[[ Extracted records, beginning ]]
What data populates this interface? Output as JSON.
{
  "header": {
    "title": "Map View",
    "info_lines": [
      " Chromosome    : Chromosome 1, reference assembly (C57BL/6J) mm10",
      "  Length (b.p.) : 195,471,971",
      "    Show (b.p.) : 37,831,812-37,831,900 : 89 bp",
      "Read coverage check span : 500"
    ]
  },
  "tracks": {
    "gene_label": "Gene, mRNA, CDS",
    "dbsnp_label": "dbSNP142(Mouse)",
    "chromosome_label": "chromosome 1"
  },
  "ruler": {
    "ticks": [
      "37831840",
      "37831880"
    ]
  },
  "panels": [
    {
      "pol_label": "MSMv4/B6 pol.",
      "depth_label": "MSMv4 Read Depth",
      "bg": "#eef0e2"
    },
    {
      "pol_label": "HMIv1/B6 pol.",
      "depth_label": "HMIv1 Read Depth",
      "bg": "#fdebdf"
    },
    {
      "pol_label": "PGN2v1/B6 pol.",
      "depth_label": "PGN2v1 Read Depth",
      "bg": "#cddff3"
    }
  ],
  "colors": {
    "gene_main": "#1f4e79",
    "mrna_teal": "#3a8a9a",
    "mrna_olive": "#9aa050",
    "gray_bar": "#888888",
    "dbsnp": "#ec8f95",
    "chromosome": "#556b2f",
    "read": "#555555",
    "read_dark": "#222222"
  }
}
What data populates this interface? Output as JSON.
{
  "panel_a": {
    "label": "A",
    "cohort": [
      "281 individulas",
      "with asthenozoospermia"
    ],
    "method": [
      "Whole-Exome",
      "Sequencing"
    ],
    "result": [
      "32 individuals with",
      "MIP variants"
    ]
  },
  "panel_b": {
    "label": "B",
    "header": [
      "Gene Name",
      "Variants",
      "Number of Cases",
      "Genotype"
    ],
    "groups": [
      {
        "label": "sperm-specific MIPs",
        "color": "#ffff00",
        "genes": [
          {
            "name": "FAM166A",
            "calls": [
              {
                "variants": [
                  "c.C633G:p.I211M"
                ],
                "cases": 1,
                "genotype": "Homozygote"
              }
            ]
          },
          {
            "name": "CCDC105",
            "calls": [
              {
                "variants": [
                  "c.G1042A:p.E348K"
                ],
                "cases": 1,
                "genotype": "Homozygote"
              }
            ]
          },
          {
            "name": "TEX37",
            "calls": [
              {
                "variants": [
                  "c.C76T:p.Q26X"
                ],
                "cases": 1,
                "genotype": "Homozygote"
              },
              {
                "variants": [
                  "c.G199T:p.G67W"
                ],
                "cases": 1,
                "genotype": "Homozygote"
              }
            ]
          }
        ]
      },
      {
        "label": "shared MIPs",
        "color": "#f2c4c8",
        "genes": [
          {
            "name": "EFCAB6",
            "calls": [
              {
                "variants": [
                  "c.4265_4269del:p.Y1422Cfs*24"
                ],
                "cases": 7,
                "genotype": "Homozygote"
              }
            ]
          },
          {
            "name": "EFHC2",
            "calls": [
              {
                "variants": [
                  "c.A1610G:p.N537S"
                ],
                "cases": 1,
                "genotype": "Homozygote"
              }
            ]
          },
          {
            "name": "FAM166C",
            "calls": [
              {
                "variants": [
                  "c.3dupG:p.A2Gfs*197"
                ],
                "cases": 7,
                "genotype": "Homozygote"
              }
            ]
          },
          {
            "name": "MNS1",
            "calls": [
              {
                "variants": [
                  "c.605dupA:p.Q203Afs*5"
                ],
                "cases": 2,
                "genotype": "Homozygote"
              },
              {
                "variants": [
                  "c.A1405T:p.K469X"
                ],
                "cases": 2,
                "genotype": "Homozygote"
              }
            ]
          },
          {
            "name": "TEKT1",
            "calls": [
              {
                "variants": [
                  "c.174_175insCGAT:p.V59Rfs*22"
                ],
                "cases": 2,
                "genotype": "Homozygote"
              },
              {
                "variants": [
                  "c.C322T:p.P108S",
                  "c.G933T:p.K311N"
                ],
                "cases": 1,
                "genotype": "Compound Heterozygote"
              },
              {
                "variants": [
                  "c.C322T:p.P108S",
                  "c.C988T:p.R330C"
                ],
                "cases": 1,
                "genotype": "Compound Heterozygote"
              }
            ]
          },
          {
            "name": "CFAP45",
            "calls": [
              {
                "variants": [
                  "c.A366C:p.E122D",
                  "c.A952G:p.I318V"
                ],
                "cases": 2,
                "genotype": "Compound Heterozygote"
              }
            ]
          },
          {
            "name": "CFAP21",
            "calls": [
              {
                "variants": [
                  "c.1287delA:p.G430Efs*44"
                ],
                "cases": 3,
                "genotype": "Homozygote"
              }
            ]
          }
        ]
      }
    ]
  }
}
[[ Extracted records, end ]]
**Exercise aim**:
I would like you to return every entry exactly, with nothing changed.

**Reply to the task**:
What data populates this interface? Output as JSON.
{
  "header": {
    "title": "Map View",
    "info_lines": [
      " Chromosome    : Chromosome 1, reference assembly (C57BL/6J) mm10",
      "  Length (b.p.) : 195,471,971",
      "    Show (b.p.) : 37,831,812-37,831,900 : 89 bp",
      "Read coverage check span : 500"
    ]
  },
  "tracks": {
    "gene_label": "Gene, mRNA, CDS",
    "dbsnp_label": "dbSNP142(Mouse)",
    "chromosome_label": "chromosome 1"
  },
  "ruler": {
    "ticks": [
      "37831840",
      "37831880"
    ]
  },
  "panels": [
    {
      "pol_label": "MSMv4/B6 pol.",
      "depth_label": "MSMv4 Read Depth",
      "bg": "#eef0e2"
    },
    {
      "pol_label": "HMIv1/B6 pol.",
      "depth_label": "HMIv1 Read Depth",
      "bg": "#fdebdf"
    },
    {
      "pol_label": "PGN2v1/B6 pol.",
      "depth_label": "PGN2v1 Read Depth",
      "bg": "#cddff3"
    }
  ],
  "colors": {
    "gene_main": "#1f4e79",
    "mrna_teal": "#3a8a9a",
    "mrna_olive": "#9aa050",
    "gray_bar": "#888888",
    "dbsnp": "#ec8f95",
    "chromosome": "#556b2f",
    "read": "#555555",
    "read_dark": "#222222"
  }
}
What data populates this interface? Output as JSON.
{
  "panel_a": {
    "label": "A",
    "cohort": [
      "281 individulas",
      "with asthenozoospermia"
    ],
    "method": [
      "Whole-Exome",
      "Sequencing"
    ],
    "result": [
      "32 individuals with",
      "MIP variants"
    ]
  },
  "panel_b": {
    "label": "B",
    "header": [
      "Gene Name",
      "Variants",
      "Number of Cases",
      "Genotype"
    ],
    "groups": [
      {
        "label": "sperm-specific MIPs",
        "color": "#ffff00",
        "genes": [
          {
            "name": "FAM166A",
            "calls": [
              {
                "variants": [
                  "c.C633G:p.I211M"
                ],
                "cases": 1,
                "genotype": "Homozygote"
              }
            ]
          },
          {
            "name": "CCDC105",
            "calls": [
              {
                "variants": [
                  "c.G1042A:p.E348K"
                ],
                "cases": 1,
                "genotype": "Homozygote"
              }
            ]
          },
          {
            "name": "TEX37",
            "calls": [
              {
                "variants": [
                  "c.C76T:p.Q26X"
                ],
                "cases": 1,
                "genotype": "Homozygote"
              },
              {
                "variants": [
                  "c.G199T:p.G67W"
                ],
                "cases": 1,
                "genotype": "Homozygote"
              }
            ]
          }
        ]
      },
      {
        "label": "shared MIPs",
        "color": "#f2c4c8",
        "genes": [
          {
            "name": "EFCAB6",
            "calls": [
              {
                "variants": [
                  "c.4265_4269del:p.Y1422Cfs*24"
                ],
                "cases": 7,
                "genotype": "Homozygote"
              }
            ]
          },
          {
            "name": "EFHC2",
            "calls": [
              {
                "variants": [
                  "c.A1610G:p.N537S"
                ],
                "cases": 1,
                "genotype": "Homozygote"
              }
            ]
          },
          {
            "name": "FAM166C",
            "calls": [
              {
                "variants": [
                  "c.3dupG:p.A2Gfs*197"
                ],
                "cases": 7,
                "genotype": "Homozygote"
              }
            ]
          },
          {
            "name": "MNS1",
            "calls": [
              {
                "variants": [
                  "c.605dupA:p.Q203Afs*5"
                ],
                "cases": 2,
                "genotype": "Homozygote"
              },
              {
                "variants": [
                  "c.A1405T:p.K469X"
                ],
                "cases": 2,
                "genotype": "Homozygote"
              }
            ]
          },
          {
            "name": "TEKT1",
            "calls": [
              {
                "variants": [
                  "c.174_175insCGAT:p.V59Rfs*22"
                ],
                "cases": 2,
                "genotype": "Homozygote"
              },
              {
                "variants": [
                  "c.C322T:p.P108S",
                  "c.G933T:p.K311N"
                ],
                "cases": 1,
                "genotype": "Compound Heterozygote"
              },
              {
                "variants": [
                  "c.C322T:p.P108S",
                  "c.C988T:p.R330C"
                ],
                "cases": 1,
                "genotype": "Compound Heterozygote"
              }
            ]
          },
          {
            "name": "CFAP45",
            "calls": [
              {
                "variants": [
                  "c.A366C:p.E122D",
                  "c.A952G:p.I318V"
                ],
                "cases": 2,
                "genotype": "Compound Heterozygote"
              }
            ]
          },
          {
            "name": "CFAP21",
            "calls": [
              {
                "variants": [
                  "c.1287delA:p.G430Efs*44"
                ],
                "cases": 3,
                "genotype": "Homozygote"
              }
            ]
          }
        ]
      }
    ]
  }
}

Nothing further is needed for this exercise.